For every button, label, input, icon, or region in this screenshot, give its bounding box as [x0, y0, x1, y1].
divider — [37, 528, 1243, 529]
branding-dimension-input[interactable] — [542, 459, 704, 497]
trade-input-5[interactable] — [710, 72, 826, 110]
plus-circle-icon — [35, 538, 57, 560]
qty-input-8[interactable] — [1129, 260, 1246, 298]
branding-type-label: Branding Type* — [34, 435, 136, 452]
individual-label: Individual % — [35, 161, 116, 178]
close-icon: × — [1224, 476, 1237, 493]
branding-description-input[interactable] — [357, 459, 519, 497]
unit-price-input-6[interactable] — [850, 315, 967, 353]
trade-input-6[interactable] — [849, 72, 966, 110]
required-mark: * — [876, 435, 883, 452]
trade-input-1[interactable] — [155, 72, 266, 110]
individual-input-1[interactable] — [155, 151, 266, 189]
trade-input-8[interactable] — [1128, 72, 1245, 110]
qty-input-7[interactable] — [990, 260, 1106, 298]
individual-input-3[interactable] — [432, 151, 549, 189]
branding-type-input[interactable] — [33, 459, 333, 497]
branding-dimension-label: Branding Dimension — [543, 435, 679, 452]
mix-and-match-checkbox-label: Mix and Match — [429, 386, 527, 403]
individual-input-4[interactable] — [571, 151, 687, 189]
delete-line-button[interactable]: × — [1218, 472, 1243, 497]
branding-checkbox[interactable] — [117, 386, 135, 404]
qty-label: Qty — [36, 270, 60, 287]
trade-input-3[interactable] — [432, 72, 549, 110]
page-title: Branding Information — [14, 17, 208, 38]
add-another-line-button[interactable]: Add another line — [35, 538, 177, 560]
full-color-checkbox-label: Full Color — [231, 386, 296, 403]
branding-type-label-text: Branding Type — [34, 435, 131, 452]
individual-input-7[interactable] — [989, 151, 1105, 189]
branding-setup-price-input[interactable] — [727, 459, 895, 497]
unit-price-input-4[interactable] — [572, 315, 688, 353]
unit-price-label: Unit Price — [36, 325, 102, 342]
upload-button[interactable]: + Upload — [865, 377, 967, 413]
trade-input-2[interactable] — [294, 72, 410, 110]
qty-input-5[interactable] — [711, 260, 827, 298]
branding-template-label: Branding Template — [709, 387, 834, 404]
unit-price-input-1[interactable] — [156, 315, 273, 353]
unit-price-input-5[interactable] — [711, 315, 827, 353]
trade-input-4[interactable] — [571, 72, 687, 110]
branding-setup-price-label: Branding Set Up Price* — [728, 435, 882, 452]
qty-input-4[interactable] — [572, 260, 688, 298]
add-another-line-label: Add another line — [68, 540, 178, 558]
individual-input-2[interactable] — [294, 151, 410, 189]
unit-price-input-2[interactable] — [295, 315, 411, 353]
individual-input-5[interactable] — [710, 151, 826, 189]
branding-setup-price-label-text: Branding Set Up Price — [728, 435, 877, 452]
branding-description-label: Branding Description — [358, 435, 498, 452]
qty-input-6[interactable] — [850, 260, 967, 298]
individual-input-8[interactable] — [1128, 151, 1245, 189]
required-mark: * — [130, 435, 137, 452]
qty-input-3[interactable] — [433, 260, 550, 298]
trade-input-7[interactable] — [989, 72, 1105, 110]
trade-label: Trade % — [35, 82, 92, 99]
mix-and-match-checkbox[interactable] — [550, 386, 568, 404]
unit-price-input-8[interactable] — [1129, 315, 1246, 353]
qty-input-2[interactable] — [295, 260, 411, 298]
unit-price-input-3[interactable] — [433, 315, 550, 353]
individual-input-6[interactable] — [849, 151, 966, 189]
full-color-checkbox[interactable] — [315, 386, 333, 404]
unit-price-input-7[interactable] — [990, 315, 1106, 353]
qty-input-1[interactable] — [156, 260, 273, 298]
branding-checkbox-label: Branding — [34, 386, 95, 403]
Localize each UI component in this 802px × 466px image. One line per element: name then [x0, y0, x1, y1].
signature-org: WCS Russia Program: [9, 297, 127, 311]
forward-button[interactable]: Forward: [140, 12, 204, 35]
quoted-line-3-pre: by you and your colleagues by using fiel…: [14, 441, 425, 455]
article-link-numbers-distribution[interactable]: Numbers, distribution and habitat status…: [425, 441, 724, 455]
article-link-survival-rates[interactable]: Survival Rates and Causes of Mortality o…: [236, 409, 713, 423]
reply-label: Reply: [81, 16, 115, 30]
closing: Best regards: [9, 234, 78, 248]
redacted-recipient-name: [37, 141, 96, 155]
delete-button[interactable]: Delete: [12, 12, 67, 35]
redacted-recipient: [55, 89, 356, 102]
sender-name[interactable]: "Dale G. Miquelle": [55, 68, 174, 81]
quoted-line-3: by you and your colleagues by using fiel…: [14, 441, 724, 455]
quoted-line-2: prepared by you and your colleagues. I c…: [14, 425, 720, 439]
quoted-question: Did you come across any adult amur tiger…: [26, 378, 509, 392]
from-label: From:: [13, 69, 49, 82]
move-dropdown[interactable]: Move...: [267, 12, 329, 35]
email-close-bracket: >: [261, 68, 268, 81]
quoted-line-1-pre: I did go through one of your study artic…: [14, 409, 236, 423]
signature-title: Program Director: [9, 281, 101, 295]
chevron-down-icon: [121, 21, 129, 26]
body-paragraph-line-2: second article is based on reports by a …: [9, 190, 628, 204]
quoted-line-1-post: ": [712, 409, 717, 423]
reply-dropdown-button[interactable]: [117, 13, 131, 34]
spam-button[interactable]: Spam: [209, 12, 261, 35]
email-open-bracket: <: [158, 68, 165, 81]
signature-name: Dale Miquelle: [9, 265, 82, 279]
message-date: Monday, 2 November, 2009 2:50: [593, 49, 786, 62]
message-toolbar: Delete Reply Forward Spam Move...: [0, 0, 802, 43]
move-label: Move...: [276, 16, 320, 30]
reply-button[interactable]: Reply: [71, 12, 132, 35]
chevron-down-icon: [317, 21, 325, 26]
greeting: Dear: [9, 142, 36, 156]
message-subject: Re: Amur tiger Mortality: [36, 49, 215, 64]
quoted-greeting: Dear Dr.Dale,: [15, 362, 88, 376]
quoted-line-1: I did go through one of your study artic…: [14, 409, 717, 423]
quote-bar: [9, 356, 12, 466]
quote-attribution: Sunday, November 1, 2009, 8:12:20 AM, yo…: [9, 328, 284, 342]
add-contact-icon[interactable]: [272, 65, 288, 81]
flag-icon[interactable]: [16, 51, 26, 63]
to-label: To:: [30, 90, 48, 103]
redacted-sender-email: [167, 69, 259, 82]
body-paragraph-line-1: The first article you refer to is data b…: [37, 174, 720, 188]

════════════════

EXERCISE TASK:
Can you reproduce all the records above, every line word for word and in the same order?

SOLUTION TO THIS PROBLEM:
For every button, label, input, icon, or region in this screenshot, give its bounding box as [x0, y0, x1, y1].
divider — [37, 528, 1243, 529]
branding-dimension-input[interactable] — [542, 459, 704, 497]
trade-input-5[interactable] — [710, 72, 826, 110]
plus-circle-icon — [35, 538, 57, 560]
qty-input-8[interactable] — [1129, 260, 1246, 298]
branding-type-label: Branding Type* — [34, 435, 136, 452]
individual-label: Individual % — [35, 161, 116, 178]
close-icon: × — [1224, 476, 1237, 493]
branding-description-input[interactable] — [357, 459, 519, 497]
unit-price-input-6[interactable] — [850, 315, 967, 353]
trade-input-6[interactable] — [849, 72, 966, 110]
required-mark: * — [876, 435, 883, 452]
trade-input-1[interactable] — [155, 72, 266, 110]
individual-input-1[interactable] — [155, 151, 266, 189]
trade-input-8[interactable] — [1128, 72, 1245, 110]
qty-input-7[interactable] — [990, 260, 1106, 298]
individual-input-3[interactable] — [432, 151, 549, 189]
branding-type-input[interactable] — [33, 459, 333, 497]
branding-dimension-label: Branding Dimension — [543, 435, 679, 452]
mix-and-match-checkbox-label: Mix and Match — [429, 386, 527, 403]
individual-input-4[interactable] — [571, 151, 687, 189]
delete-line-button[interactable]: × — [1218, 472, 1243, 497]
branding-checkbox[interactable] — [117, 386, 135, 404]
qty-label: Qty — [36, 270, 60, 287]
trade-input-3[interactable] — [432, 72, 549, 110]
page-title: Branding Information — [14, 17, 208, 38]
add-another-line-button[interactable]: Add another line — [35, 538, 177, 560]
full-color-checkbox-label: Full Color — [231, 386, 296, 403]
branding-type-label-text: Branding Type — [34, 435, 131, 452]
individual-input-7[interactable] — [989, 151, 1105, 189]
branding-setup-price-input[interactable] — [727, 459, 895, 497]
unit-price-input-4[interactable] — [572, 315, 688, 353]
unit-price-label: Unit Price — [36, 325, 102, 342]
upload-button[interactable]: + Upload — [865, 377, 967, 413]
trade-input-2[interactable] — [294, 72, 410, 110]
qty-input-5[interactable] — [711, 260, 827, 298]
branding-template-label: Branding Template — [709, 387, 834, 404]
unit-price-input-1[interactable] — [156, 315, 273, 353]
unit-price-input-5[interactable] — [711, 315, 827, 353]
trade-input-4[interactable] — [571, 72, 687, 110]
branding-setup-price-label: Branding Set Up Price* — [728, 435, 882, 452]
qty-input-4[interactable] — [572, 260, 688, 298]
add-another-line-label: Add another line — [68, 540, 178, 558]
individual-input-2[interactable] — [294, 151, 410, 189]
unit-price-input-2[interactable] — [295, 315, 411, 353]
individual-input-5[interactable] — [710, 151, 826, 189]
branding-setup-price-label-text: Branding Set Up Price — [728, 435, 877, 452]
branding-description-label: Branding Description — [358, 435, 498, 452]
qty-input-6[interactable] — [850, 260, 967, 298]
individual-input-8[interactable] — [1128, 151, 1245, 189]
required-mark: * — [130, 435, 137, 452]
qty-input-3[interactable] — [433, 260, 550, 298]
trade-input-7[interactable] — [989, 72, 1105, 110]
trade-label: Trade % — [35, 82, 92, 99]
mix-and-match-checkbox[interactable] — [550, 386, 568, 404]
unit-price-input-8[interactable] — [1129, 315, 1246, 353]
qty-input-2[interactable] — [295, 260, 411, 298]
unit-price-input-3[interactable] — [433, 315, 550, 353]
individual-input-6[interactable] — [849, 151, 966, 189]
full-color-checkbox[interactable] — [315, 386, 333, 404]
unit-price-input-7[interactable] — [990, 315, 1106, 353]
qty-input-1[interactable] — [156, 260, 273, 298]
branding-checkbox-label: Branding — [34, 386, 95, 403]
Localize each UI component in this 802px × 466px image. One line per element: name then [x0, y0, x1, y1].
signature-org: WCS Russia Program: [9, 297, 127, 311]
forward-button[interactable]: Forward: [140, 12, 204, 35]
quoted-line-3-pre: by you and your colleagues by using fiel…: [14, 441, 425, 455]
article-link-numbers-distribution[interactable]: Numbers, distribution and habitat status…: [425, 441, 724, 455]
article-link-survival-rates[interactable]: Survival Rates and Causes of Mortality o…: [236, 409, 713, 423]
reply-label: Reply: [81, 16, 115, 30]
closing: Best regards: [9, 234, 78, 248]
redacted-recipient-name: [37, 141, 96, 155]
delete-button[interactable]: Delete: [12, 12, 67, 35]
redacted-recipient: [55, 89, 356, 102]
sender-name[interactable]: "Dale G. Miquelle": [55, 68, 174, 81]
quoted-line-3: by you and your colleagues by using fiel…: [14, 441, 724, 455]
quoted-line-2: prepared by you and your colleagues. I c…: [14, 425, 720, 439]
quoted-question: Did you come across any adult amur tiger…: [26, 378, 509, 392]
from-label: From:: [13, 69, 49, 82]
move-dropdown[interactable]: Move...: [267, 12, 329, 35]
email-close-bracket: >: [261, 68, 268, 81]
quoted-line-1-pre: I did go through one of your study artic…: [14, 409, 236, 423]
signature-title: Program Director: [9, 281, 101, 295]
chevron-down-icon: [121, 21, 129, 26]
body-paragraph-line-2: second article is based on reports by a …: [9, 190, 628, 204]
quoted-line-1-post: ": [712, 409, 717, 423]
reply-dropdown-button[interactable]: [117, 13, 131, 34]
spam-button[interactable]: Spam: [209, 12, 261, 35]
email-open-bracket: <: [158, 68, 165, 81]
signature-name: Dale Miquelle: [9, 265, 82, 279]
message-date: Monday, 2 November, 2009 2:50: [593, 49, 786, 62]
message-toolbar: Delete Reply Forward Spam Move...: [0, 0, 802, 43]
move-label: Move...: [276, 16, 320, 30]
reply-button[interactable]: Reply: [71, 12, 132, 35]
chevron-down-icon: [317, 21, 325, 26]
greeting: Dear: [9, 142, 36, 156]
message-subject: Re: Amur tiger Mortality: [36, 49, 215, 64]
quoted-greeting: Dear Dr.Dale,: [15, 362, 88, 376]
quoted-line-1: I did go through one of your study artic…: [14, 409, 717, 423]
quote-bar: [9, 356, 12, 466]
quote-attribution: Sunday, November 1, 2009, 8:12:20 AM, yo…: [9, 328, 284, 342]
add-contact-icon[interactable]: [272, 65, 288, 81]
flag-icon[interactable]: [16, 51, 26, 63]
to-label: To:: [30, 90, 48, 103]
redacted-sender-email: [167, 69, 259, 82]
body-paragraph-line-1: The first article you refer to is data b…: [37, 174, 720, 188]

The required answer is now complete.